Listed records:
==*==
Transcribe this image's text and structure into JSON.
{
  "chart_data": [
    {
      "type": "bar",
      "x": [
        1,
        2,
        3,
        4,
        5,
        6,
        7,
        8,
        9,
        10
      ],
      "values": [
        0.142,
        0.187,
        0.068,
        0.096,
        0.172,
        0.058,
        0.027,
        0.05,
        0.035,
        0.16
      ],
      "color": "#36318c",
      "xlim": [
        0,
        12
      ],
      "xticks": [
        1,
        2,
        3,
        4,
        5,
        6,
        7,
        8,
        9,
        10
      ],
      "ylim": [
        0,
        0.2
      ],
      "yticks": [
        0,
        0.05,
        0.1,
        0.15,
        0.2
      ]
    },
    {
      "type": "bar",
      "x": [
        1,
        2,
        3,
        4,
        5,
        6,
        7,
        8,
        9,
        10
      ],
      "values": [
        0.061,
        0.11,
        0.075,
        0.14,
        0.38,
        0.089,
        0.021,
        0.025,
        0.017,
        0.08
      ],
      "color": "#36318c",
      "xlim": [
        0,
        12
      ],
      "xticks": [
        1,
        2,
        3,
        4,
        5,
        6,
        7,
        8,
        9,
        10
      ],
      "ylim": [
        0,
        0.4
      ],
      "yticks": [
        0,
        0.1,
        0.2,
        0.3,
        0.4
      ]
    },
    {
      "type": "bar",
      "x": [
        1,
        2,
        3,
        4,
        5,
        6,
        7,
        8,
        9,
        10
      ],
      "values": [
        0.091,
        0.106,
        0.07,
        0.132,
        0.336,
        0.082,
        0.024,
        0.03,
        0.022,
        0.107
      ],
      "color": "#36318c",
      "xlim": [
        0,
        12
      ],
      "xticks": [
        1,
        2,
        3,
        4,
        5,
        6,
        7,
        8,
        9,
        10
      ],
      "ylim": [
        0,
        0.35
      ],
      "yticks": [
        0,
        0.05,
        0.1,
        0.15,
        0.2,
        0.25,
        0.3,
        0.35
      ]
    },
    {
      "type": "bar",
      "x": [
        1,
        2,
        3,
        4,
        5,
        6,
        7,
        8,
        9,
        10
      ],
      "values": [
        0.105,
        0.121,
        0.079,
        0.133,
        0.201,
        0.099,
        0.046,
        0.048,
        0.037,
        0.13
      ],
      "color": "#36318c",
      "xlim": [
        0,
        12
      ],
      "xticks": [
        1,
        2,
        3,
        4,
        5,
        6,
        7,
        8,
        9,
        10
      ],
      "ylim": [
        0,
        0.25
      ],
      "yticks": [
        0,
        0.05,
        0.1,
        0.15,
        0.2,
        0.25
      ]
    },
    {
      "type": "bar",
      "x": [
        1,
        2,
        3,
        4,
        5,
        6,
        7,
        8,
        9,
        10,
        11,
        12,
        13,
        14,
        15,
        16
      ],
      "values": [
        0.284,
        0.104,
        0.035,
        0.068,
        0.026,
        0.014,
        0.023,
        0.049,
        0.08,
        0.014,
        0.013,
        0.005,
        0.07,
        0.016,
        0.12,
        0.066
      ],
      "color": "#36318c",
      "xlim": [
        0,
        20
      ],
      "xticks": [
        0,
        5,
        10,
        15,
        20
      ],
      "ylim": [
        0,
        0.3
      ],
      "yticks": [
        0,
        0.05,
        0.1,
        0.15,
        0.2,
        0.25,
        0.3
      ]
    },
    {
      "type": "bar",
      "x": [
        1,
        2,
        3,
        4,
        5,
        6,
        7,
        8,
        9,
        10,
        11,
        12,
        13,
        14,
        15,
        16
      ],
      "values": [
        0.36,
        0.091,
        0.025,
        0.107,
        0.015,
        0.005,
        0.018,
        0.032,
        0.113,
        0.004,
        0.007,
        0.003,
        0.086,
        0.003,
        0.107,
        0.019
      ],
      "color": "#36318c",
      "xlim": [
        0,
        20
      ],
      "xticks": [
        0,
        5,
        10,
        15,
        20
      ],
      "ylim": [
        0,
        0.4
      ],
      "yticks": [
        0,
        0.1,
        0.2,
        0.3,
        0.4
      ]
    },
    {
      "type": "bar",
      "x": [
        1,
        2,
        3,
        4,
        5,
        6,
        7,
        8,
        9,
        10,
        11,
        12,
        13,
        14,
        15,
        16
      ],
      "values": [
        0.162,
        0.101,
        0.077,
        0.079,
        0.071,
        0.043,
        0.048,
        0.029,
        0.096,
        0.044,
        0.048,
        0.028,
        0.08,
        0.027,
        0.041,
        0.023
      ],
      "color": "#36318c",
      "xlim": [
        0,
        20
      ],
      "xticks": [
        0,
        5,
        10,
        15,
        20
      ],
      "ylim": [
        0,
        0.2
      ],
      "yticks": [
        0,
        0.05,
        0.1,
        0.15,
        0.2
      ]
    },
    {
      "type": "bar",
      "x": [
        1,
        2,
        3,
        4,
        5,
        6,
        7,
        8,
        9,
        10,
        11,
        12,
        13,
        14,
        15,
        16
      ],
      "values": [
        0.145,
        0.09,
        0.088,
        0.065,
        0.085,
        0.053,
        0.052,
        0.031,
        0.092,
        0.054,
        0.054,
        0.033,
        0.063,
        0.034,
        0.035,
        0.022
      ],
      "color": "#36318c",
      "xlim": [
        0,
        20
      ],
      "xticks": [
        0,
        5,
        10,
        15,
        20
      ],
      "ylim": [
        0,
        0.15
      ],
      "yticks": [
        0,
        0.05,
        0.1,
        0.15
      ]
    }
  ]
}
==*==
Objective:
The lines above should be duplicated exactly.

Response to the task:
Transcribe this image's text and structure into JSON.
{
  "chart_data": [
    {
      "type": "bar",
      "x": [
        1,
        2,
        3,
        4,
        5,
        6,
        7,
        8,
        9,
        10
      ],
      "values": [
        0.142,
        0.187,
        0.068,
        0.096,
        0.172,
        0.058,
        0.027,
        0.05,
        0.035,
        0.16
      ],
      "color": "#36318c",
      "xlim": [
        0,
        12
      ],
      "xticks": [
        1,
        2,
        3,
        4,
        5,
        6,
        7,
        8,
        9,
        10
      ],
      "ylim": [
        0,
        0.2
      ],
      "yticks": [
        0,
        0.05,
        0.1,
        0.15,
        0.2
      ]
    },
    {
      "type": "bar",
      "x": [
        1,
        2,
        3,
        4,
        5,
        6,
        7,
        8,
        9,
        10
      ],
      "values": [
        0.061,
        0.11,
        0.075,
        0.14,
        0.38,
        0.089,
        0.021,
        0.025,
        0.017,
        0.08
      ],
      "color": "#36318c",
      "xlim": [
        0,
        12
      ],
      "xticks": [
        1,
        2,
        3,
        4,
        5,
        6,
        7,
        8,
        9,
        10
      ],
      "ylim": [
        0,
        0.4
      ],
      "yticks": [
        0,
        0.1,
        0.2,
        0.3,
        0.4
      ]
    },
    {
      "type": "bar",
      "x": [
        1,
        2,
        3,
        4,
        5,
        6,
        7,
        8,
        9,
        10
      ],
      "values": [
        0.091,
        0.106,
        0.07,
        0.132,
        0.336,
        0.082,
        0.024,
        0.03,
        0.022,
        0.107
      ],
      "color": "#36318c",
      "xlim": [
        0,
        12
      ],
      "xticks": [
        1,
        2,
        3,
        4,
        5,
        6,
        7,
        8,
        9,
        10
      ],
      "ylim": [
        0,
        0.35
      ],
      "yticks": [
        0,
        0.05,
        0.1,
        0.15,
        0.2,
        0.25,
        0.3,
        0.35
      ]
    },
    {
      "type": "bar",
      "x": [
        1,
        2,
        3,
        4,
        5,
        6,
        7,
        8,
        9,
        10
      ],
      "values": [
        0.105,
        0.121,
        0.079,
        0.133,
        0.201,
        0.099,
        0.046,
        0.048,
        0.037,
        0.13
      ],
      "color": "#36318c",
      "xlim": [
        0,
        12
      ],
      "xticks": [
        1,
        2,
        3,
        4,
        5,
        6,
        7,
        8,
        9,
        10
      ],
      "ylim": [
        0,
        0.25
      ],
      "yticks": [
        0,
        0.05,
        0.1,
        0.15,
        0.2,
        0.25
      ]
    },
    {
      "type": "bar",
      "x": [
        1,
        2,
        3,
        4,
        5,
        6,
        7,
        8,
        9,
        10,
        11,
        12,
        13,
        14,
        15,
        16
      ],
      "values": [
        0.284,
        0.104,
        0.035,
        0.068,
        0.026,
        0.014,
        0.023,
        0.049,
        0.08,
        0.014,
        0.013,
        0.005,
        0.07,
        0.016,
        0.12,
        0.066
      ],
      "color": "#36318c",
      "xlim": [
        0,
        20
      ],
      "xticks": [
        0,
        5,
        10,
        15,
        20
      ],
      "ylim": [
        0,
        0.3
      ],
      "yticks": [
        0,
        0.05,
        0.1,
        0.15,
        0.2,
        0.25,
        0.3
      ]
    },
    {
      "type": "bar",
      "x": [
        1,
        2,
        3,
        4,
        5,
        6,
        7,
        8,
        9,
        10,
        11,
        12,
        13,
        14,
        15,
        16
      ],
      "values": [
        0.36,
        0.091,
        0.025,
        0.107,
        0.015,
        0.005,
        0.018,
        0.032,
        0.113,
        0.004,
        0.007,
        0.003,
        0.086,
        0.003,
        0.107,
        0.019
      ],
      "color": "#36318c",
      "xlim": [
        0,
        20
      ],
      "xticks": [
        0,
        5,
        10,
        15,
        20
      ],
      "ylim": [
        0,
        0.4
      ],
      "yticks": [
        0,
        0.1,
        0.2,
        0.3,
        0.4
      ]
    },
    {
      "type": "bar",
      "x": [
        1,
        2,
        3,
        4,
        5,
        6,
        7,
        8,
        9,
        10,
        11,
        12,
        13,
        14,
        15,
        16
      ],
      "values": [
        0.162,
        0.101,
        0.077,
        0.079,
        0.071,
        0.043,
        0.048,
        0.029,
        0.096,
        0.044,
        0.048,
        0.028,
        0.08,
        0.027,
        0.041,
        0.023
      ],
      "color": "#36318c",
      "xlim": [
        0,
        20
      ],
      "xticks": [
        0,
        5,
        10,
        15,
        20
      ],
      "ylim": [
        0,
        0.2
      ],
      "yticks": [
        0,
        0.05,
        0.1,
        0.15,
        0.2
      ]
    },
    {
      "type": "bar",
      "x": [
        1,
        2,
        3,
        4,
        5,
        6,
        7,
        8,
        9,
        10,
        11,
        12,
        13,
        14,
        15,
        16
      ],
      "values": [
        0.145,
        0.09,
        0.088,
        0.065,
        0.085,
        0.053,
        0.052,
        0.031,
        0.092,
        0.054,
        0.054,
        0.033,
        0.063,
        0.034,
        0.035,
        0.022
      ],
      "color": "#36318c",
      "xlim": [
        0,
        20
      ],
      "xticks": [
        0,
        5,
        10,
        15,
        20
      ],
      "ylim": [
        0,
        0.15
      ],
      "yticks": [
        0,
        0.05,
        0.1,
        0.15
      ]
    }
  ]
}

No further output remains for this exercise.